A California federal district court recently denied an insurer’s motion to dismiss a manufacturer’s insurance coverage suit on the grounds that an “unfair competition” exclusion barred coverage for a suit that alleged violations of the Colorado Consumer Protection Act. The court allowed the suit to proceed because the exclusion did not clearly, explicitly, and unambiguously apply to the product liability suit alleged against the manufacturer. The decision in Arovast Corporation v. Great American E&S Insurance Co., No. SACV 21-596-CJC (C.D. Cal. Aug. 2, 2021) highlights the broad range of activities that can be found in “unfair competition,” “antitrust,” and similar exclusions and how they can be cited as grounds to deny coverage in a variety of contexts beyond the anti-competitive claims those labels may suggest to most policyholders.

The Product Liability Suit

A minor in Colorado sued a manufacturer of a pressure cooker for injuries sustained due to an alleged failure of a safety mechanism. The plaintiff asserted claims for strict liability, negligence, breach of express warranty, breach of implied warranty of fitness for a particular purpose, breach of implied warranty of merchantability, and violations of the Colorado Consumer Protection Act, which imposes liability for deceptive trade practices when a business “represents that goods . . . are of a particular standard, quality or grade . . . if [it] knows or should know they are of another.”

The manufacturer tendered the claim to its general liability insurer, Great American, under a policy that provided coverage for both bodily injury and property damage liability (Coverage A) and personal and advertising injury liability (Coverage B). Great American denied coverage based on an exclusion for “Claim or Suit Alleging Violation of Laws Concerning Unfair Competition or Similar Laws.”

The exclusion, which was added to the policy by endorsement, eliminated coverage under Coverage B for any suit that alleges “personal and advertising injury” arising out of any alleged violation of “any statutes, common law, or other laws or regulations concerning unfair competition, antitrust, restraint of trade, piracy, unfair trade practices, or any similar laws or regulations,” as well as any “personal or advertising injury” alleged in a suit that also alleges any actual, alleged, or threatened violation of those same laws or regulations. This “unfair competition” exclusion, the insurer argued, barred coverage for any product liability lawsuit alleging bodily injury and property damage when the lawsuit also alleged a deceptive trade practices claim.

◆ Data listing:

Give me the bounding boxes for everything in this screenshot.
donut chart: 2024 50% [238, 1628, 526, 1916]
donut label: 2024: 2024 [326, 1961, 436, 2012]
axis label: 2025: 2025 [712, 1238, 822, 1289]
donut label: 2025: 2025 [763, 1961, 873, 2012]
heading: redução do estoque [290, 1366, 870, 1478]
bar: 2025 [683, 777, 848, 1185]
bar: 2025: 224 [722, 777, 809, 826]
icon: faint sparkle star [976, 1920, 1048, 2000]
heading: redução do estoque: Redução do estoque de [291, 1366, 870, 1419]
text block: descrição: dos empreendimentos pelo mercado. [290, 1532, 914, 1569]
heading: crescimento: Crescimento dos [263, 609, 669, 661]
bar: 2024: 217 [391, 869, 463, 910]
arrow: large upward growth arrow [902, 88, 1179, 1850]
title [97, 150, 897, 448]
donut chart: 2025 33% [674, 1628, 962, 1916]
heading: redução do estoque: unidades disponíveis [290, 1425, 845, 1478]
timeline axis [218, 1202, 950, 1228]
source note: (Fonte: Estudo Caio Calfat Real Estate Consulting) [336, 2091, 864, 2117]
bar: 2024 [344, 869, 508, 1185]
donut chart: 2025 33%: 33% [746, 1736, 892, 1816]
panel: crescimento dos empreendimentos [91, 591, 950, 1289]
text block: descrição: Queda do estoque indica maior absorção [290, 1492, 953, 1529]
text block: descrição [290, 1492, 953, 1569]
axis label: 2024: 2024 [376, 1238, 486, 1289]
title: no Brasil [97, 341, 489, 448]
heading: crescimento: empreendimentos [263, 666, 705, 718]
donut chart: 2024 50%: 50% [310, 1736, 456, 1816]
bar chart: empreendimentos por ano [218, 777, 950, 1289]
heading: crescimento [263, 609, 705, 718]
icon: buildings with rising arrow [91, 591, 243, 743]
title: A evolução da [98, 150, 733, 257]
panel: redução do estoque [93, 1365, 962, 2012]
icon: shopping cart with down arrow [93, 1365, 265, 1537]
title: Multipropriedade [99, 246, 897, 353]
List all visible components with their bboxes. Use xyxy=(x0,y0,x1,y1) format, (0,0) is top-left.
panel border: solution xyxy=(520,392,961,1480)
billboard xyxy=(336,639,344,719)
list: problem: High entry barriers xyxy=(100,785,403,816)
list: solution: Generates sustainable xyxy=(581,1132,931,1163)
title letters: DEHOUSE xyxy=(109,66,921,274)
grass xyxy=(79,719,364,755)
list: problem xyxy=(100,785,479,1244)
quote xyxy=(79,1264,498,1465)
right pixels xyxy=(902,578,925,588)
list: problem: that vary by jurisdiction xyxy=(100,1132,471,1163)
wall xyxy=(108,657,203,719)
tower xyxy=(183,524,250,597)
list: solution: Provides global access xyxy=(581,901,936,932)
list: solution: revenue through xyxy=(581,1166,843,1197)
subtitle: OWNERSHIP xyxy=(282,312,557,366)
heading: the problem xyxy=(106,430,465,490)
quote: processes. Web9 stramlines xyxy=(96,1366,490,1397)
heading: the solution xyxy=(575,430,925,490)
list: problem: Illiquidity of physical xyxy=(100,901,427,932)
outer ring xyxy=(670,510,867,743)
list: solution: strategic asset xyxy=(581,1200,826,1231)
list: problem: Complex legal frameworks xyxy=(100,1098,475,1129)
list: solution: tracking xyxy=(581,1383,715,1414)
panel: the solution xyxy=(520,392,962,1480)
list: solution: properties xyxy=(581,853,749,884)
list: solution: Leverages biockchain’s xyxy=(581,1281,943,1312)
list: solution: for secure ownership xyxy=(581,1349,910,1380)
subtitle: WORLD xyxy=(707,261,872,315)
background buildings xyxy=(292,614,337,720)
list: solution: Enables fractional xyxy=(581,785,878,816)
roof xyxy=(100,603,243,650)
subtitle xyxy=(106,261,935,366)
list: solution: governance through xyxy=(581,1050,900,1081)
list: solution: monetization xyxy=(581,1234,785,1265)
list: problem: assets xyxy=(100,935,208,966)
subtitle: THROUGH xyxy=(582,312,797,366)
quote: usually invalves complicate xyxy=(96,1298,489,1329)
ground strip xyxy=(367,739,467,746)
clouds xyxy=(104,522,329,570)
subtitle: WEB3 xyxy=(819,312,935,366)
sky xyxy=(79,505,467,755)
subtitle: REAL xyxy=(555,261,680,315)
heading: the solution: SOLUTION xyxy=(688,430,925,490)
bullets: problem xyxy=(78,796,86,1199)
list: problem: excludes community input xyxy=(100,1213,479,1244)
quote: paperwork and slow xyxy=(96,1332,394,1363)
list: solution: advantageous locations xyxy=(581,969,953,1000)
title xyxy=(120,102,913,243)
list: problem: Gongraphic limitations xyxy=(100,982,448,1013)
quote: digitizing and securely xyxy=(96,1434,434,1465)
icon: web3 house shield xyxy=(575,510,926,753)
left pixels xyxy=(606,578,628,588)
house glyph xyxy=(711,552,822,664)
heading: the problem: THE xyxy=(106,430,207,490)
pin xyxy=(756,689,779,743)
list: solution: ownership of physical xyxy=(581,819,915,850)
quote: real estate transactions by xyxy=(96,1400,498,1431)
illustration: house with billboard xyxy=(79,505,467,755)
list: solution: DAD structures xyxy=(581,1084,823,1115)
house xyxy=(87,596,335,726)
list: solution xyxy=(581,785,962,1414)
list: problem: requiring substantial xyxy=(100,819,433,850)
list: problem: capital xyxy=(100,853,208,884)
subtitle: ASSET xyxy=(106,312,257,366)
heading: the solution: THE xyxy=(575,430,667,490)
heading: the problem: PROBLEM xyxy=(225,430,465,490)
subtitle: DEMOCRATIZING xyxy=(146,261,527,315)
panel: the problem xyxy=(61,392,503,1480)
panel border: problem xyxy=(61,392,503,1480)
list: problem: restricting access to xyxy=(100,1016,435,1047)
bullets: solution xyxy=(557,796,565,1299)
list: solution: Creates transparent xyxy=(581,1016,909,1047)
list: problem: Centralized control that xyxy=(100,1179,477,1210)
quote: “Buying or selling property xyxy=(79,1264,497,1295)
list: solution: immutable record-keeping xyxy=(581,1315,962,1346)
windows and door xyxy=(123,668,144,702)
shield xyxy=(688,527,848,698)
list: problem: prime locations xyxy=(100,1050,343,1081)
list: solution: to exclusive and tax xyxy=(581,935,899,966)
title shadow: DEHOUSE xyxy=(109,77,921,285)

◆ Exercise: Continue the article on the Arovast insurance coverage decision from its final sentence.

◆ Exercise answer:
Great American’s Motion to Dismiss the Coverage Suit

The manufacturer sued Great American in California federal court, alleging that the insurer owed a duty to defend and indemnify it in the underlying lawsuit and that the denial of the claim breached the policy and the covenant of good faith and fair dealing. Great American moved to dismiss the claims for breach of contract and punitive damages, which the court denied because the exclusion did not clearly and unambiguously demonstrate that any product liability alleging bodily injury lawsuit is automatically excluded if it also alleged a deceptive trade practices claim.

In rejecting Great American’s position, the court stated:

  • The exclusion on which Great American relied is in an endorsement on page 69 of the policy.

  • The heading of the endorsement references “Unfair Competition or Similar Laws,” not “deceptive trade practices.”

  • The manufacturer “reasonably expected” that a product liability suit alleging bodily injury and property damage would be covered under Coverage A of the policy, even if the suit also alleged a claim for deceptive trade practices, acknowledging the manufacturer’s position that “[a]lmost any products liability claim could involve a claim of deceptive marketing of the product which alleged caused injury.”

  • The bolded, introductory provision in the endorsement “describing what portion of the policy the exclusion applies to does not reference Coverage A, but rather only an exclusion to Coverage B.”

  • Great American’s parent company “advised the California Department of Insurance in filings for the Endorsement that the Endorsement was not meant to narrow the scope of coverage provided by the [Commercial General Liability] form.”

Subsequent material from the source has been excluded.